Copy every line of the material below word for word.

++++++++++++++++++++

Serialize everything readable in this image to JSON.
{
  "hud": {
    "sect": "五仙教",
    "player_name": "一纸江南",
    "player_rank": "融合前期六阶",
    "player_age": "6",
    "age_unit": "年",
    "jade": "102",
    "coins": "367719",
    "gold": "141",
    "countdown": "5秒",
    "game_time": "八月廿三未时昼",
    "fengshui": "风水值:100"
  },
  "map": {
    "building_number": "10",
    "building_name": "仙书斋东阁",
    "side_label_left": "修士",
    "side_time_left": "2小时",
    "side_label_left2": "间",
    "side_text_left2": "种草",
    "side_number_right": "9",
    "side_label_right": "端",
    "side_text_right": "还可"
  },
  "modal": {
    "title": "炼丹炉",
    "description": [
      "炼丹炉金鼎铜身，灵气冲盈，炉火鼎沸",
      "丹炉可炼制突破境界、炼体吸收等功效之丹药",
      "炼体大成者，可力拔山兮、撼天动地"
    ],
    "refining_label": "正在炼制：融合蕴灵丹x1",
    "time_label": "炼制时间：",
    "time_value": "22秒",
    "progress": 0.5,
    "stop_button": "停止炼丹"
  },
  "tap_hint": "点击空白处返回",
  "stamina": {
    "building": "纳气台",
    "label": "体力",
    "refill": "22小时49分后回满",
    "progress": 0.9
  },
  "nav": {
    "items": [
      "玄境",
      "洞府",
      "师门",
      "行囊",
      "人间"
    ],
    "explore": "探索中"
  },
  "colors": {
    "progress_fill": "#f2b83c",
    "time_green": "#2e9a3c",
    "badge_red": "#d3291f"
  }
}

++++++++++++++++++++

» COMPLETED TASK
Serialize everything readable in this image to JSON.
{
  "hud": {
    "sect": "五仙教",
    "player_name": "一纸江南",
    "player_rank": "融合前期六阶",
    "player_age": "6",
    "age_unit": "年",
    "jade": "102",
    "coins": "367719",
    "gold": "141",
    "countdown": "5秒",
    "game_time": "八月廿三未时昼",
    "fengshui": "风水值:100"
  },
  "map": {
    "building_number": "10",
    "building_name": "仙书斋东阁",
    "side_label_left": "修士",
    "side_time_left": "2小时",
    "side_label_left2": "间",
    "side_text_left2": "种草",
    "side_number_right": "9",
    "side_label_right": "端",
    "side_text_right": "还可"
  },
  "modal": {
    "title": "炼丹炉",
    "description": [
      "炼丹炉金鼎铜身，灵气冲盈，炉火鼎沸",
      "丹炉可炼制突破境界、炼体吸收等功效之丹药",
      "炼体大成者，可力拔山兮、撼天动地"
    ],
    "refining_label": "正在炼制：融合蕴灵丹x1",
    "time_label": "炼制时间：",
    "time_value": "22秒",
    "progress": 0.5,
    "stop_button": "停止炼丹"
  },
  "tap_hint": "点击空白处返回",
  "stamina": {
    "building": "纳气台",
    "label": "体力",
    "refill": "22小时49分后回满",
    "progress": 0.9
  },
  "nav": {
    "items": [
      "玄境",
      "洞府",
      "师门",
      "行囊",
      "人间"
    ],
    "explore": "探索中"
  },
  "colors": {
    "progress_fill": "#f2b83c",
    "time_green": "#2e9a3c",
    "badge_red": "#d3291f"
  }
}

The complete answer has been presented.